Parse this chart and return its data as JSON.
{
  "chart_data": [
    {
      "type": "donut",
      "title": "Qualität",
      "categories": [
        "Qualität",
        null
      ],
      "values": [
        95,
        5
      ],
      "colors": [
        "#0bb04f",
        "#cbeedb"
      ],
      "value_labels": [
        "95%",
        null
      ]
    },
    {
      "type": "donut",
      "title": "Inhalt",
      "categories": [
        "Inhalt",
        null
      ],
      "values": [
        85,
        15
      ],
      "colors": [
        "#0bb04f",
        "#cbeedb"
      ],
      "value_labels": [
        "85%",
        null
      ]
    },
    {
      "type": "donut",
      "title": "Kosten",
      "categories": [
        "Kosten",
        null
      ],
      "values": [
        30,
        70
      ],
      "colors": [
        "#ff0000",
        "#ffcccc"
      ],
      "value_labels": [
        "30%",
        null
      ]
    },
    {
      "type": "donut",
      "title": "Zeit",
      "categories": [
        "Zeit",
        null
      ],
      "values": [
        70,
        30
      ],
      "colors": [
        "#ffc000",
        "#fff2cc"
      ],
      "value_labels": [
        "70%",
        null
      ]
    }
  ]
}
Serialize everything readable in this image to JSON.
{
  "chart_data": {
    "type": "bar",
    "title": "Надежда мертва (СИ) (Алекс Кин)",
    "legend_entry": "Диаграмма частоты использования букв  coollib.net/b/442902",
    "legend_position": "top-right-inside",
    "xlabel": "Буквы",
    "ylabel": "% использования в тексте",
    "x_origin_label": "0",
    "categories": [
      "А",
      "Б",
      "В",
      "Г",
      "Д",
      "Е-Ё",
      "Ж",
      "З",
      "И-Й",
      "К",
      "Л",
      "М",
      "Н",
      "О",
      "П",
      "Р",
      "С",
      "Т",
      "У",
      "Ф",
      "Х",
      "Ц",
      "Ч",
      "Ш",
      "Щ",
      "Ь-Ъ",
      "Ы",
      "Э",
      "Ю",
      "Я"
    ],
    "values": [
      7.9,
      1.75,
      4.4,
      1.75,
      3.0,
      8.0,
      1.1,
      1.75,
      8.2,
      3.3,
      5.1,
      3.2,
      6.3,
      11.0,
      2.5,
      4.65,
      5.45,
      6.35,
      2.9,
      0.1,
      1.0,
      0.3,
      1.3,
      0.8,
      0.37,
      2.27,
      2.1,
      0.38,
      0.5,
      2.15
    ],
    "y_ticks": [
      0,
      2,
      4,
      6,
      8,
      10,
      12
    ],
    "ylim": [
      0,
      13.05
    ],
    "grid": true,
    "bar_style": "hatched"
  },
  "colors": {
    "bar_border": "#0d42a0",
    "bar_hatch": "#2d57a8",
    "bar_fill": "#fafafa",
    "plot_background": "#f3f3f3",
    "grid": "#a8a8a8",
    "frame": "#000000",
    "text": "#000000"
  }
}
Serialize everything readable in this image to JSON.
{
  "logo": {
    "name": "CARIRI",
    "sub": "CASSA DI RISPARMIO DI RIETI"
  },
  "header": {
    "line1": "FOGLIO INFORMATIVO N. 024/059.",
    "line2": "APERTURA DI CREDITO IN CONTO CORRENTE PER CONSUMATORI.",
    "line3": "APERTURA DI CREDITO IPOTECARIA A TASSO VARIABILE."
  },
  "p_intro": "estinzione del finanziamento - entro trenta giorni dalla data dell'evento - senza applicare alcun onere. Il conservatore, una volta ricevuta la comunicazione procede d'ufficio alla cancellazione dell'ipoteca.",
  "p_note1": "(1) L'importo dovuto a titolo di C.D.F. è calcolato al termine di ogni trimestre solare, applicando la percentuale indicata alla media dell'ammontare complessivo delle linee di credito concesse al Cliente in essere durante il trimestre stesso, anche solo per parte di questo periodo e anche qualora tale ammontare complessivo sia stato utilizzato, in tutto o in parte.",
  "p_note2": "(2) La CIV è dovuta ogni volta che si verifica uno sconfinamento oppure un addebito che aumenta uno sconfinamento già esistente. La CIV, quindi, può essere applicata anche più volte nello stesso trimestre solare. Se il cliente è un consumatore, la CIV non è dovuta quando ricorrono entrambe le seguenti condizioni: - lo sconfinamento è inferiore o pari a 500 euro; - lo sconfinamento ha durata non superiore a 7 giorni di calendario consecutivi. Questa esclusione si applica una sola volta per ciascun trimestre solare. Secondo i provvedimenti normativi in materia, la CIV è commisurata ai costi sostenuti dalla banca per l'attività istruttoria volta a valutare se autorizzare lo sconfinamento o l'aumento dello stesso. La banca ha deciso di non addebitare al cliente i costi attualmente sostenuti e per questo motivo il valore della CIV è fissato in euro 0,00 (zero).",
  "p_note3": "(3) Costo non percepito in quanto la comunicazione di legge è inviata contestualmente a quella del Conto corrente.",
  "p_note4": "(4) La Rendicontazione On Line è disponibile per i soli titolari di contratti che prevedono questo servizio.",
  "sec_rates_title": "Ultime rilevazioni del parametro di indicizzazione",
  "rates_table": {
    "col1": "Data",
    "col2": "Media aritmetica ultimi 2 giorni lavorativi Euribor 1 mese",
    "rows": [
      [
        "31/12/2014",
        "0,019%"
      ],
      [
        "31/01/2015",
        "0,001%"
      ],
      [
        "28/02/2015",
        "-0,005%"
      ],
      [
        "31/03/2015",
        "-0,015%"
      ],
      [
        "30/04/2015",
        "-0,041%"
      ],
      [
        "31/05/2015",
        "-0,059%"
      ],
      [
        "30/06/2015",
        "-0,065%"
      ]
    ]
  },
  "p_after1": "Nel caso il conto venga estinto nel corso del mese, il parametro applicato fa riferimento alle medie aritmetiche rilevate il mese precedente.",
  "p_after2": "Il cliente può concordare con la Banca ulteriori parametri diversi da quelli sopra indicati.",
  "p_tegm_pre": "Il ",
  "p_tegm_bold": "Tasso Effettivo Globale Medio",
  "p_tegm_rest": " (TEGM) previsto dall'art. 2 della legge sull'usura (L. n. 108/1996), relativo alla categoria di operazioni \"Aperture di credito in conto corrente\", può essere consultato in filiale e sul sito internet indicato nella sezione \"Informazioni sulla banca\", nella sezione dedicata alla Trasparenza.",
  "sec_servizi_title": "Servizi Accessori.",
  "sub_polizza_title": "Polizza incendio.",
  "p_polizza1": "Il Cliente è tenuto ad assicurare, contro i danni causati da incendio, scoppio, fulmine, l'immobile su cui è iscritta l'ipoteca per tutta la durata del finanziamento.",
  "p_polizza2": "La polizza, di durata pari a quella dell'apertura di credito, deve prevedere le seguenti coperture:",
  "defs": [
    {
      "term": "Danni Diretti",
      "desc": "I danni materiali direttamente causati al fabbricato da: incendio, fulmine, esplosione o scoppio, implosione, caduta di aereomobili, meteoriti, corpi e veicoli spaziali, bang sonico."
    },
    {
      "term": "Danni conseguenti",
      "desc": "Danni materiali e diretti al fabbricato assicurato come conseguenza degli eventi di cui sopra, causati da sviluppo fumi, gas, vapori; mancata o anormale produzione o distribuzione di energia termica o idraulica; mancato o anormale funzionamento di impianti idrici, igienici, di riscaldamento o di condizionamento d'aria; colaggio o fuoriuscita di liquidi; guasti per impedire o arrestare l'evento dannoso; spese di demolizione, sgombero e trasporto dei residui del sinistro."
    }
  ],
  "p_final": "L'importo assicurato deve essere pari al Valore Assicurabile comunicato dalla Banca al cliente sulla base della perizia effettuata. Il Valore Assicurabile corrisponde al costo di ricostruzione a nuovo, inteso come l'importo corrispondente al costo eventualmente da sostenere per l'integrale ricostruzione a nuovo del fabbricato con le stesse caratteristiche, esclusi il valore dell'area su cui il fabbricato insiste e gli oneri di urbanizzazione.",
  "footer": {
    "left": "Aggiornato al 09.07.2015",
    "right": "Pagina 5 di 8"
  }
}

_WHAT THIS TASK INVOLVES_
Scan the listing above. Gather each line that contains the word "finanziamento".

_FINAL ANSWER_
  "p_intro": "estinzione del finanziamento - entro trenta giorni dalla data dell'evento - senza applicare alcun onere. Il conservatore, una volta ricevuta la comunicazione procede d'ufficio alla cancellazione dell'ipoteca.",
  "p_polizza1": "Il Cliente è tenuto ad assicurare, contro i danni causati da incendio, scoppio, fulmine, l'immobile su cui è iscritta l'ipoteca per tutta la durata del finanziamento.",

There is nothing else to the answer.